───── Information supplied ─────

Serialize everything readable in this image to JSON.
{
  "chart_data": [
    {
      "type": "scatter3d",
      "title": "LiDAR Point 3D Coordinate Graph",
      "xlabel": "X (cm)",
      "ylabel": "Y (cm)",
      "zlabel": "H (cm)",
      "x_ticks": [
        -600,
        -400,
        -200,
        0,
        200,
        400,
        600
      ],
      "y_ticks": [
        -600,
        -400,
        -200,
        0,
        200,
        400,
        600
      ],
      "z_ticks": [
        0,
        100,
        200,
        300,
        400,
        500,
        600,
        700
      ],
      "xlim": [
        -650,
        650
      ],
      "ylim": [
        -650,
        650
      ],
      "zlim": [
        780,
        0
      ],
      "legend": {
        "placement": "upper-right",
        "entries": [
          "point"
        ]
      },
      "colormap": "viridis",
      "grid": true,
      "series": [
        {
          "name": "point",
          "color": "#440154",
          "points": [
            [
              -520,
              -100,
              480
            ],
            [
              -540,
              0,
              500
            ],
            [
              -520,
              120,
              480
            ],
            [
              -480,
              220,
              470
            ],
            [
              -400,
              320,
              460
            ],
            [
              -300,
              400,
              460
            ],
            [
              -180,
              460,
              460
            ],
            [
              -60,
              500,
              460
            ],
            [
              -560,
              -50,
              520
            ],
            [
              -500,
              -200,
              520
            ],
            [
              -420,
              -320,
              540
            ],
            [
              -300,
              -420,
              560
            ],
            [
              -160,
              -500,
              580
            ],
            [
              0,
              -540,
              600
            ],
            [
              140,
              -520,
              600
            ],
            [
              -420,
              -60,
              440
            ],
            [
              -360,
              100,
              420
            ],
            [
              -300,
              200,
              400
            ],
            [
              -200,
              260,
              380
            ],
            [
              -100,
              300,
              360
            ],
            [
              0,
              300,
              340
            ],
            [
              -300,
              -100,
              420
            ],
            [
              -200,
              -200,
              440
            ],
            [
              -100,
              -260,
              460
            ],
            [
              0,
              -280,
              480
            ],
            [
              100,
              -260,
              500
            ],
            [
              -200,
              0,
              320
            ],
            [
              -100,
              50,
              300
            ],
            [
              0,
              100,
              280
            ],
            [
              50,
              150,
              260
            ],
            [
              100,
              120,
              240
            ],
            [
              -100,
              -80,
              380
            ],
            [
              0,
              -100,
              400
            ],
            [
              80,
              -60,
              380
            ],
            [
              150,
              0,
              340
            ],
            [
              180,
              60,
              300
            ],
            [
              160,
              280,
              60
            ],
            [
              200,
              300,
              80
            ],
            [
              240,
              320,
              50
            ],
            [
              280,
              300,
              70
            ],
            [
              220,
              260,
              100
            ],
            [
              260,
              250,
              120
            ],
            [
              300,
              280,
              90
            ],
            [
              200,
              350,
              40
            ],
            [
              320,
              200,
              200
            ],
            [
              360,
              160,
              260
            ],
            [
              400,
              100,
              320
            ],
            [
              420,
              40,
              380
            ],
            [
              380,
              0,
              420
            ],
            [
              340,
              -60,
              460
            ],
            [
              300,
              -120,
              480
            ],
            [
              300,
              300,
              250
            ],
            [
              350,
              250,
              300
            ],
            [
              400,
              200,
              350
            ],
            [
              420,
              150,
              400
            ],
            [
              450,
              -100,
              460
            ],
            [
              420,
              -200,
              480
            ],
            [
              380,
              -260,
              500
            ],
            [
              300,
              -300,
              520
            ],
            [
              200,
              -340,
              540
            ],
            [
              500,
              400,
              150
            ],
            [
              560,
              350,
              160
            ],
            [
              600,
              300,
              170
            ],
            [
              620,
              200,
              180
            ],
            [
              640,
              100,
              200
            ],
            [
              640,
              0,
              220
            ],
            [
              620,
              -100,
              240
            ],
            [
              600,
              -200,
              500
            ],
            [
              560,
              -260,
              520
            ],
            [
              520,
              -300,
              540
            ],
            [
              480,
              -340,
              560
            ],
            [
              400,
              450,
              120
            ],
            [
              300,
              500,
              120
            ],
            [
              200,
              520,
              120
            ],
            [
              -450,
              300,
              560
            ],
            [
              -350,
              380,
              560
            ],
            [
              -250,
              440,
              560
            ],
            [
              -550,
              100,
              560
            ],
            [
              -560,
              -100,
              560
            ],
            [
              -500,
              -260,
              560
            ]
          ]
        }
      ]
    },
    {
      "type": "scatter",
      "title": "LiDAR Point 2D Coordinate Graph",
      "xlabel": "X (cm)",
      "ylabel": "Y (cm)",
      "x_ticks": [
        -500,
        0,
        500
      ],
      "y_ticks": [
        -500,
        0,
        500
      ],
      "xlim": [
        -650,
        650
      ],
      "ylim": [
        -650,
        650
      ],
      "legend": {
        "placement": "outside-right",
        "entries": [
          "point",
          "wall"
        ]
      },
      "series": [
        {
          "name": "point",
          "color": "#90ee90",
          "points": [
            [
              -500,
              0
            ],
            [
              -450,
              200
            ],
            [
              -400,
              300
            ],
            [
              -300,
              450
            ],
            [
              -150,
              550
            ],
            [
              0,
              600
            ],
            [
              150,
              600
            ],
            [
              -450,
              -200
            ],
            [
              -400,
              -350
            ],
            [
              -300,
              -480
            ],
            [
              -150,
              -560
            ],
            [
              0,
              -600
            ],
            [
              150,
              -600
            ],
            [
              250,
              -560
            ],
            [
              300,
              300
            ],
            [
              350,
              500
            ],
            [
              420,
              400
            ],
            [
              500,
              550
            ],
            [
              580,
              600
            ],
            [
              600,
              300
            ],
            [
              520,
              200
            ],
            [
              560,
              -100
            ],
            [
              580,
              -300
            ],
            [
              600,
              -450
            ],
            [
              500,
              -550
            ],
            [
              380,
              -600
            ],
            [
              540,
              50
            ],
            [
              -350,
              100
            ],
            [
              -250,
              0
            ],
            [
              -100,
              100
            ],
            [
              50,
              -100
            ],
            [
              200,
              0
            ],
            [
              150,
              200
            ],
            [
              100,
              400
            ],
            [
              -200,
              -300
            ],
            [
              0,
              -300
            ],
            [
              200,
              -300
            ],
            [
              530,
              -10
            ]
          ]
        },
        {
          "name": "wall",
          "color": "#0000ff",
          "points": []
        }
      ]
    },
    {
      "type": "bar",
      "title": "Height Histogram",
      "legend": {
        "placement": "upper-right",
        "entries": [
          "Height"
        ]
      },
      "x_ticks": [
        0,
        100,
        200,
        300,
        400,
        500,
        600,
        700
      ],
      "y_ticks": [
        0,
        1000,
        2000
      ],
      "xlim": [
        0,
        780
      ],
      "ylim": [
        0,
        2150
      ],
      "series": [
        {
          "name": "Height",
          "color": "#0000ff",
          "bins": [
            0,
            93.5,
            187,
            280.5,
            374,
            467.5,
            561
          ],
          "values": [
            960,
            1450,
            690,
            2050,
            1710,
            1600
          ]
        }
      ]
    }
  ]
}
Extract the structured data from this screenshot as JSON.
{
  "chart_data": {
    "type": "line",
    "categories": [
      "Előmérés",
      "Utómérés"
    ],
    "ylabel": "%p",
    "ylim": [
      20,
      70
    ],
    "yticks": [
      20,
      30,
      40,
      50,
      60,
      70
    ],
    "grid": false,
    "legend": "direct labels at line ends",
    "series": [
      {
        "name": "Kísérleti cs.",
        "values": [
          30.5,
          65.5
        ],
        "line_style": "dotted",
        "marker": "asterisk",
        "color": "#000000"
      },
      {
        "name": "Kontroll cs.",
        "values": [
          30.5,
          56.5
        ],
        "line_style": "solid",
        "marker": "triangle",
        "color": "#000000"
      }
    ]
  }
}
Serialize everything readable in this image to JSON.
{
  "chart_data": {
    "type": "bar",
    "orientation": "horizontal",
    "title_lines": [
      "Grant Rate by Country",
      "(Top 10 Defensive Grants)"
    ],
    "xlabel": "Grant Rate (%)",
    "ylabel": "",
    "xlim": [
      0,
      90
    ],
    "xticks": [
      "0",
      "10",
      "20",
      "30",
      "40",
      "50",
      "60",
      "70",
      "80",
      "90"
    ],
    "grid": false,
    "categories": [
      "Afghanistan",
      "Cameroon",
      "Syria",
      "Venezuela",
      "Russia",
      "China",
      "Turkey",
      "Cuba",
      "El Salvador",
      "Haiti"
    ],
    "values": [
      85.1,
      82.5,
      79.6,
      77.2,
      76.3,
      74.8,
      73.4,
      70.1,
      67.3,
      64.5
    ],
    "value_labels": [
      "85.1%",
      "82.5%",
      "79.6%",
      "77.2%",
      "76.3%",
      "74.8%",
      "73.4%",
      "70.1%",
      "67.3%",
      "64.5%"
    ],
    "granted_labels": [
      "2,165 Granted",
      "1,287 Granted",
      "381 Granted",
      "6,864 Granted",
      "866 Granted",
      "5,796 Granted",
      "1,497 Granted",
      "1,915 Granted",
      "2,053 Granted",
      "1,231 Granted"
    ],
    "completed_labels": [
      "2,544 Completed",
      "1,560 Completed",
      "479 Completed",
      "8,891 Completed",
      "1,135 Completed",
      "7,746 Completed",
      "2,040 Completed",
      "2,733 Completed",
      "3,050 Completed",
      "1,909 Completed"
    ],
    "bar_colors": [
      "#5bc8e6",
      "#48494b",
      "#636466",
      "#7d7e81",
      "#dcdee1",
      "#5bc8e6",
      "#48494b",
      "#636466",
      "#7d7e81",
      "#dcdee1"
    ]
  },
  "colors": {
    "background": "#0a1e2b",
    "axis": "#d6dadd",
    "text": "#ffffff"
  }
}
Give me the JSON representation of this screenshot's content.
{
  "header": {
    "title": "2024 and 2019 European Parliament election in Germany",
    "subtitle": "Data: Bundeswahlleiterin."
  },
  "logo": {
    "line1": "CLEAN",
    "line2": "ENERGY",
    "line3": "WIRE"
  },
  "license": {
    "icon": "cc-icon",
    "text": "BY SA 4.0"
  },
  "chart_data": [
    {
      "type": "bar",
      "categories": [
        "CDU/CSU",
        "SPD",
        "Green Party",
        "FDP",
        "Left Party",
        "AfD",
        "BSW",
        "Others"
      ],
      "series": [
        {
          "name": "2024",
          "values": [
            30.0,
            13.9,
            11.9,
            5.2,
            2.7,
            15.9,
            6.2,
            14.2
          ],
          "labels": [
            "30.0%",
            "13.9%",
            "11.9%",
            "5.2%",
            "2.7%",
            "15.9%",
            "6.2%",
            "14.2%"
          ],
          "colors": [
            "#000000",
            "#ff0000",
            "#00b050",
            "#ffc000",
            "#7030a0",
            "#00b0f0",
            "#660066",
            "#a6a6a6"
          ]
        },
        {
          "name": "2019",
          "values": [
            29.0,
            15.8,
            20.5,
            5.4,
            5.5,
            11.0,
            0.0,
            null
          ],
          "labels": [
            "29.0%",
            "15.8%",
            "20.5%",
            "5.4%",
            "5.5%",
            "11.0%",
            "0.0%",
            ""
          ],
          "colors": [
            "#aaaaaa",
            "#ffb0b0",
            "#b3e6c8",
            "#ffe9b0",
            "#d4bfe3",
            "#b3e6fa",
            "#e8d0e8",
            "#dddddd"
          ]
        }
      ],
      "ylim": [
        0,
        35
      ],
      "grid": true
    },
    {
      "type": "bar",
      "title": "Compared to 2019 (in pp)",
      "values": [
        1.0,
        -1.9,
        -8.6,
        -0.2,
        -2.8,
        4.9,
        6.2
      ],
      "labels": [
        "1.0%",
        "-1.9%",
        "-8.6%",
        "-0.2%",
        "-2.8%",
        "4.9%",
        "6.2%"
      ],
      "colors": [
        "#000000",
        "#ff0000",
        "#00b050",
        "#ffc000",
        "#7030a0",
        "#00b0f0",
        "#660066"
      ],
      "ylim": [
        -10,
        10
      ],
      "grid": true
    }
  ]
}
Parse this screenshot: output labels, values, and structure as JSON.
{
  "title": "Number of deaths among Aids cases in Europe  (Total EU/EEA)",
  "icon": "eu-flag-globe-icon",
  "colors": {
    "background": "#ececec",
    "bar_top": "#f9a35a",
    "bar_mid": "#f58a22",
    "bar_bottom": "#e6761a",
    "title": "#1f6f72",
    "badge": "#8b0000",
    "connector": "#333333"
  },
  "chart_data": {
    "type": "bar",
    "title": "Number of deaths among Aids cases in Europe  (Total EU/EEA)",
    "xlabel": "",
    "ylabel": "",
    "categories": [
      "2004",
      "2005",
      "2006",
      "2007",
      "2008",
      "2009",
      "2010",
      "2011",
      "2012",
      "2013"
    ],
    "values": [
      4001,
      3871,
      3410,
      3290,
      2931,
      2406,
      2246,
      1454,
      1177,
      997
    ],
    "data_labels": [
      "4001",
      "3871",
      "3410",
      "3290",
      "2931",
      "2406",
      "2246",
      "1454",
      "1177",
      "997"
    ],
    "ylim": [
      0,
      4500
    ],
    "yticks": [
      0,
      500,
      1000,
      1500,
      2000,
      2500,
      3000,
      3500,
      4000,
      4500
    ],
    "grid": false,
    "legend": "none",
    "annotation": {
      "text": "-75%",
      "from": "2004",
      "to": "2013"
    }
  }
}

─────

Job → Count how many lines hold the string "JSON" and give that number alone.

Final answer → 5